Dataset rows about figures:
# # # #

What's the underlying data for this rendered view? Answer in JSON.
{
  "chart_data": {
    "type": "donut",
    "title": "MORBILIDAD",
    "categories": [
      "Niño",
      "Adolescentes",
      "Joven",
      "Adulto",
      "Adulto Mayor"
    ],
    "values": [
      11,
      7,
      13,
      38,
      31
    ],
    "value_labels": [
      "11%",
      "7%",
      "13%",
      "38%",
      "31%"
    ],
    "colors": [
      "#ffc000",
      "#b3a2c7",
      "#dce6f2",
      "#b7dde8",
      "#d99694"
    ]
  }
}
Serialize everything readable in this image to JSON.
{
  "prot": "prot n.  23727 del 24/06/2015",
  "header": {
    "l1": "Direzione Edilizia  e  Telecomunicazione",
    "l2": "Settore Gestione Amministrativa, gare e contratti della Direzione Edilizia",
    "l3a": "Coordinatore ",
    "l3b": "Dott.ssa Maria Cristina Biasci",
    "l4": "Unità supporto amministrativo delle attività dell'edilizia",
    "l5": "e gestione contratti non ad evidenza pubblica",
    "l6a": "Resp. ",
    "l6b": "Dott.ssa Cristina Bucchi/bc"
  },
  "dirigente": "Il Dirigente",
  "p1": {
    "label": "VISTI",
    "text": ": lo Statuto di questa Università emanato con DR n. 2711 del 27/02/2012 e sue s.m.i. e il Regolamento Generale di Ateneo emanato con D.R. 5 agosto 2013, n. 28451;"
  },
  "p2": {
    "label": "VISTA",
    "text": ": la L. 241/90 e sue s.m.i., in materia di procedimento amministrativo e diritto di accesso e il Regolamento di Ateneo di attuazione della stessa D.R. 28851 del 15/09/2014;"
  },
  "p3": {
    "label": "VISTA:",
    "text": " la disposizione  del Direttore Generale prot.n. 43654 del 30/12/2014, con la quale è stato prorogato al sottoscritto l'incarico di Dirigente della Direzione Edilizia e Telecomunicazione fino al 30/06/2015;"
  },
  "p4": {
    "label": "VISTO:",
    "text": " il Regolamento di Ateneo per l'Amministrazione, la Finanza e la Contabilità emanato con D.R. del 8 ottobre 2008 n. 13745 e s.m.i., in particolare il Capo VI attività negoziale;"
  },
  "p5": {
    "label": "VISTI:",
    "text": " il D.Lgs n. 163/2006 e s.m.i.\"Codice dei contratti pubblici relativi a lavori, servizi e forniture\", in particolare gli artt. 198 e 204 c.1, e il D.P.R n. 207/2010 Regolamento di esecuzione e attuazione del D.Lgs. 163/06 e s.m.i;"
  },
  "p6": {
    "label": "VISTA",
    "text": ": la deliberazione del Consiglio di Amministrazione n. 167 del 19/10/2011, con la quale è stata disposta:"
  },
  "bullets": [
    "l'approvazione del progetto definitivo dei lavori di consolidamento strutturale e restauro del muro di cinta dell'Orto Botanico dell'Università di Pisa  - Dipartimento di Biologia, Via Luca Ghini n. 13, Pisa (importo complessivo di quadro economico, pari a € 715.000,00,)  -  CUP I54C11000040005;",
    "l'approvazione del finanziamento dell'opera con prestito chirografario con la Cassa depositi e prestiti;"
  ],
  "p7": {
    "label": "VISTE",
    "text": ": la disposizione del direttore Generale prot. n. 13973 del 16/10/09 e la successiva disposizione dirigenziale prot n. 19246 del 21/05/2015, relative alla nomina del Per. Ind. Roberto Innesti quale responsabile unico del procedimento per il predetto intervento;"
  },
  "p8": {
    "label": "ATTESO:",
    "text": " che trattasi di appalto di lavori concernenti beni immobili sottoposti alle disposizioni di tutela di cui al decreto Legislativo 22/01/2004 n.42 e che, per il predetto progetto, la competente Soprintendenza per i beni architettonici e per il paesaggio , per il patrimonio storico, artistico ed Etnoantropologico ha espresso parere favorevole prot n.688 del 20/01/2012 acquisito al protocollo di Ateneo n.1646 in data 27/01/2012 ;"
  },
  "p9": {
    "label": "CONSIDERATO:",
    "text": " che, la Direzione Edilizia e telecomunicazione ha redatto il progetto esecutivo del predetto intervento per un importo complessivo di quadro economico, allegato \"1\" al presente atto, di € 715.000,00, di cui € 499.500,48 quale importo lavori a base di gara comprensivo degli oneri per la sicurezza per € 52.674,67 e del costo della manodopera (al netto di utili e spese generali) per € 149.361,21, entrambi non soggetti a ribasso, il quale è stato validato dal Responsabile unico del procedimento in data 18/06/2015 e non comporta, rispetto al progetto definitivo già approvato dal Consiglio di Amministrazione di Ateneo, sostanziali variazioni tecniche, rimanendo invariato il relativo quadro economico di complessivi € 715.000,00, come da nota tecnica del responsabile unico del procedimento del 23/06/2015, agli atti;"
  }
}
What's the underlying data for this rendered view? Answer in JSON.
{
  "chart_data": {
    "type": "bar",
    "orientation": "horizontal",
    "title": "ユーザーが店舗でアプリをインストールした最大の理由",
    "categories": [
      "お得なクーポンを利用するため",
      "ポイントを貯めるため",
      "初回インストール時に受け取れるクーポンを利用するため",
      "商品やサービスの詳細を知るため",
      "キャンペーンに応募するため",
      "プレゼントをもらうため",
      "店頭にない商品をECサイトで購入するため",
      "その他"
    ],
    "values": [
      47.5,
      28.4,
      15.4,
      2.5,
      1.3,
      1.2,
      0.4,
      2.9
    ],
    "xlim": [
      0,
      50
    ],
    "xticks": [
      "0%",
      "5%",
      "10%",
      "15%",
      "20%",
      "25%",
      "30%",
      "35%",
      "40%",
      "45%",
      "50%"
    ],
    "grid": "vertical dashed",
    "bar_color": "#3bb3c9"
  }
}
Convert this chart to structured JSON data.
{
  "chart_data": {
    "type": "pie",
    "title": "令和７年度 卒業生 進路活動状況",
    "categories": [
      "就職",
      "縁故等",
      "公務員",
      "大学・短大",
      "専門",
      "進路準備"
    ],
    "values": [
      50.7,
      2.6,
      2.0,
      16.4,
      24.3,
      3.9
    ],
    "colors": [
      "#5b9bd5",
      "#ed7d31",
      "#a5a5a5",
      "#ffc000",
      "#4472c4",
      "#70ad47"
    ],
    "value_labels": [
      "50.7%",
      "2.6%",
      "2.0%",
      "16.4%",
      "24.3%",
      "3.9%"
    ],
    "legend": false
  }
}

# # # #

What do the records say? Quote them all exactly.

What's the underlying data for this rendered view? Answer in JSON.
{
  "chart_data": {
    "type": "donut",
    "title": "MORBILIDAD",
    "categories": [
      "Niño",
      "Adolescentes",
      "Joven",
      "Adulto",
      "Adulto Mayor"
    ],
    "values": [
      11,
      7,
      13,
      38,
      31
    ],
    "value_labels": [
      "11%",
      "7%",
      "13%",
      "38%",
      "31%"
    ],
    "colors": [
      "#ffc000",
      "#b3a2c7",
      "#dce6f2",
      "#b7dde8",
      "#d99694"
    ]
  }
}
Serialize everything readable in this image to JSON.
{
  "prot": "prot n.  23727 del 24/06/2015",
  "header": {
    "l1": "Direzione Edilizia  e  Telecomunicazione",
    "l2": "Settore Gestione Amministrativa, gare e contratti della Direzione Edilizia",
    "l3a": "Coordinatore ",
    "l3b": "Dott.ssa Maria Cristina Biasci",
    "l4": "Unità supporto amministrativo delle attività dell'edilizia",
    "l5": "e gestione contratti non ad evidenza pubblica",
    "l6a": "Resp. ",
    "l6b": "Dott.ssa Cristina Bucchi/bc"
  },
  "dirigente": "Il Dirigente",
  "p1": {
    "label": "VISTI",
    "text": ": lo Statuto di questa Università emanato con DR n. 2711 del 27/02/2012 e sue s.m.i. e il Regolamento Generale di Ateneo emanato con D.R. 5 agosto 2013, n. 28451;"
  },
  "p2": {
    "label": "VISTA",
    "text": ": la L. 241/90 e sue s.m.i., in materia di procedimento amministrativo e diritto di accesso e il Regolamento di Ateneo di attuazione della stessa D.R. 28851 del 15/09/2014;"
  },
  "p3": {
    "label": "VISTA:",
    "text": " la disposizione  del Direttore Generale prot.n. 43654 del 30/12/2014, con la quale è stato prorogato al sottoscritto l'incarico di Dirigente della Direzione Edilizia e Telecomunicazione fino al 30/06/2015;"
  },
  "p4": {
    "label": "VISTO:",
    "text": " il Regolamento di Ateneo per l'Amministrazione, la Finanza e la Contabilità emanato con D.R. del 8 ottobre 2008 n. 13745 e s.m.i., in particolare il Capo VI attività negoziale;"
  },
  "p5": {
    "label": "VISTI:",
    "text": " il D.Lgs n. 163/2006 e s.m.i.\"Codice dei contratti pubblici relativi a lavori, servizi e forniture\", in particolare gli artt. 198 e 204 c.1, e il D.P.R n. 207/2010 Regolamento di esecuzione e attuazione del D.Lgs. 163/06 e s.m.i;"
  },
  "p6": {
    "label": "VISTA",
    "text": ": la deliberazione del Consiglio di Amministrazione n. 167 del 19/10/2011, con la quale è stata disposta:"
  },
  "bullets": [
    "l'approvazione del progetto definitivo dei lavori di consolidamento strutturale e restauro del muro di cinta dell'Orto Botanico dell'Università di Pisa  - Dipartimento di Biologia, Via Luca Ghini n. 13, Pisa (importo complessivo di quadro economico, pari a € 715.000,00,)  -  CUP I54C11000040005;",
    "l'approvazione del finanziamento dell'opera con prestito chirografario con la Cassa depositi e prestiti;"
  ],
  "p7": {
    "label": "VISTE",
    "text": ": la disposizione del direttore Generale prot. n. 13973 del 16/10/09 e la successiva disposizione dirigenziale prot n. 19246 del 21/05/2015, relative alla nomina del Per. Ind. Roberto Innesti quale responsabile unico del procedimento per il predetto intervento;"
  },
  "p8": {
    "label": "ATTESO:",
    "text": " che trattasi di appalto di lavori concernenti beni immobili sottoposti alle disposizioni di tutela di cui al decreto Legislativo 22/01/2004 n.42 e che, per il predetto progetto, la competente Soprintendenza per i beni architettonici e per il paesaggio , per il patrimonio storico, artistico ed Etnoantropologico ha espresso parere favorevole prot n.688 del 20/01/2012 acquisito al protocollo di Ateneo n.1646 in data 27/01/2012 ;"
  },
  "p9": {
    "label": "CONSIDERATO:",
    "text": " che, la Direzione Edilizia e telecomunicazione ha redatto il progetto esecutivo del predetto intervento per un importo complessivo di quadro economico, allegato \"1\" al presente atto, di € 715.000,00, di cui € 499.500,48 quale importo lavori a base di gara comprensivo degli oneri per la sicurezza per € 52.674,67 e del costo della manodopera (al netto di utili e spese generali) per € 149.361,21, entrambi non soggetti a ribasso, il quale è stato validato dal Responsabile unico del procedimento in data 18/06/2015 e non comporta, rispetto al progetto definitivo già approvato dal Consiglio di Amministrazione di Ateneo, sostanziali variazioni tecniche, rimanendo invariato il relativo quadro economico di complessivi € 715.000,00, come da nota tecnica del responsabile unico del procedimento del 23/06/2015, agli atti;"
  }
}
What's the underlying data for this rendered view? Answer in JSON.
{
  "chart_data": {
    "type": "bar",
    "orientation": "horizontal",
    "title": "ユーザーが店舗でアプリをインストールした最大の理由",
    "categories": [
      "お得なクーポンを利用するため",
      "ポイントを貯めるため",
      "初回インストール時に受け取れるクーポンを利用するため",
      "商品やサービスの詳細を知るため",
      "キャンペーンに応募するため",
      "プレゼントをもらうため",
      "店頭にない商品をECサイトで購入するため",
      "その他"
    ],
    "values": [
      47.5,
      28.4,
      15.4,
      2.5,
      1.3,
      1.2,
      0.4,
      2.9
    ],
    "xlim": [
      0,
      50
    ],
    "xticks": [
      "0%",
      "5%",
      "10%",
      "15%",
      "20%",
      "25%",
      "30%",
      "35%",
      "40%",
      "45%",
      "50%"
    ],
    "grid": "vertical dashed",
    "bar_color": "#3bb3c9"
  }
}
Convert this chart to structured JSON data.
{
  "chart_data": {
    "type": "pie",
    "title": "令和７年度 卒業生 進路活動状況",
    "categories": [
      "就職",
      "縁故等",
      "公務員",
      "大学・短大",
      "専門",
      "進路準備"
    ],
    "values": [
      50.7,
      2.6,
      2.0,
      16.4,
      24.3,
      3.9
    ],
    "colors": [
      "#5b9bd5",
      "#ed7d31",
      "#a5a5a5",
      "#ffc000",
      "#4472c4",
      "#70ad47"
    ],
    "value_labels": [
      "50.7%",
      "2.6%",
      "2.0%",
      "16.4%",
      "24.3%",
      "3.9%"
    ],
    "legend": false
  }
}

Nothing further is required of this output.